==== Data records ====

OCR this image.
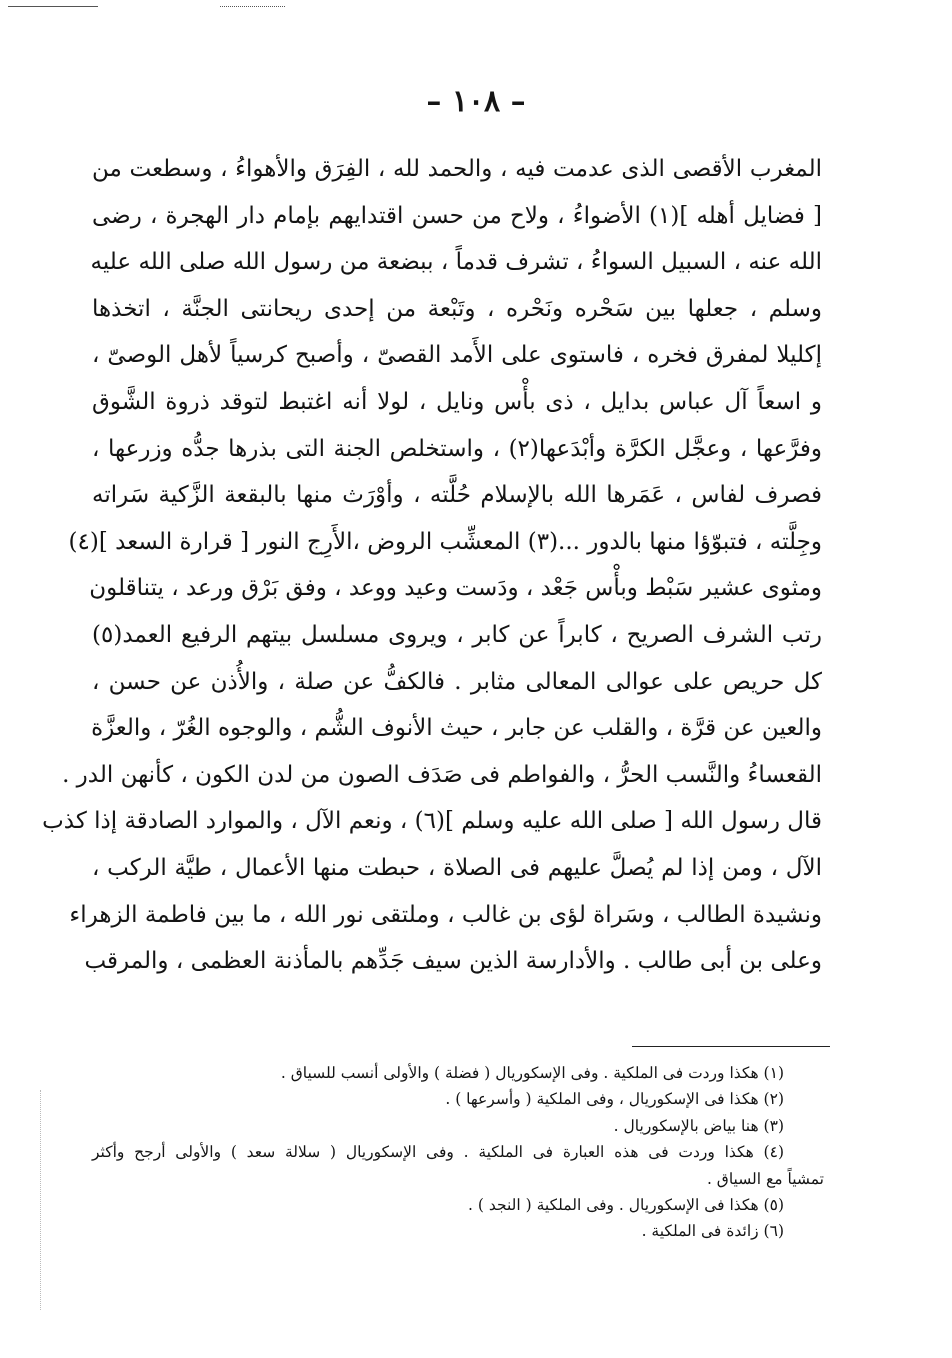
– ١٠٨ –
المغرب الأقصى الذى عدمت فيه ، والحمد لله ، الفِرَق والأهواءُ ، وسطعت من
[ فضايل أهله ](١) الأضواءُ ، ولاح من حسن اقتدايهم بإمام دار الهجرة ، رضى
الله عنه ، السبيل السواءُ ، تشرف قدماً ، ببضعة من رسول الله صلى الله عليه
وسلم ، جعلها بين سَحْره ونَحْره ، وتَبْعة من إحدى ريحانتى الجنَّة ، اتخذها
إكليلا لمفرق فخره ، فاستوى على الأَمد القصىّ ، وأصبح كرسياً لأهل الوصىّ ،
و اسعاً آل عباس بدايل ، ذى بأْس ونايل ، لولا أنه اغتبط لتوقد ذروة الشَّوق
وفرَّعها ، وعجَّل الكرَّة وأبْدَعها(٢) ، واستخلص الجنة التى بذرها جدُّه وزرعها ،
فصرف لفاس ، عَمَرها الله بالإسلام حُلَّته ، وأوْرَث منها بالبقعة الزَّكية سَراته
وجِلَّته ، فتبوّؤا منها بالدور ...(٣) المعشِّب الروض ،الأَرِج النور [ قرارة السعد ](٤)
ومثوى عشير سَبْط وبأْس جَعْد ، ودَست وعيد ووعد ، وفق بَرْق ورعد ، يتناقلون
رتب الشرف الصريح ، كابراً عن كابر ، ويروى مسلسل بيتهم الرفيع العمد(٥)
كل حريص على عوالى المعالى مثابر . فالكفُّ عن صلة ، والأُذن عن حسن ،
والعين عن قرَّة ، والقلب عن جابر ، حيث الأنوف الشُّم ، والوجوه الغُرّ ، والعزَّة
القعساءُ والنَّسب الحرُّ ، والفواطم فى صَدَف الصون من لدن الكون ، كأنهن الدر .
قال رسول الله [ صلى الله عليه وسلم ](٦) ، ونعم الآل ، والموارد الصادقة إذا كذب
الآل ، ومن إذا لم يُصلَّ عليهم فى الصلاة ، حبطت منها الأعمال ، طيَّة الركب ،
ونشيدة الطالب ، وسَراة لؤى بن غالب ، وملتقى نور الله ، ما بين فاطمة الزهراء
وعلى بن أبى طالب . والأدارسة الذين سيف جَدِّهم بالمأذنة العظمى ، والمرقب
(١) هكذا وردت فى الملكية . وفى الإسكوريال ( فضلة ) والأولى أنسب للسياق .
(٢) هكذا فى الإسكوريال ، وفى الملكية ( وأسرعها ) .
(٣) هنا بياض بالإسكوريال .
(٤) هكذا وردت فى هذه العبارة فى الملكية . وفى الإسكوريال ( سلالة سعد ) والأولى أرجح وأكثر
تمشياً مع السياق .
(٥) هكذا فى الإسكوريال . وفى الملكية ( النجد ) .
(٦) زائدة فى الملكية .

====

**Exercise aim**
Among the lines of the data, identify those with the word "الآل". Copy each of them.

**Exercise output**
قال رسول الله [ صلى الله عليه وسلم ](٦) ، ونعم الآل ، والموارد الصادقة إذا كذب
الآل ، ومن إذا لم يُصلَّ عليهم فى الصلاة ، حبطت منها الأعمال ، طيَّة الركب ،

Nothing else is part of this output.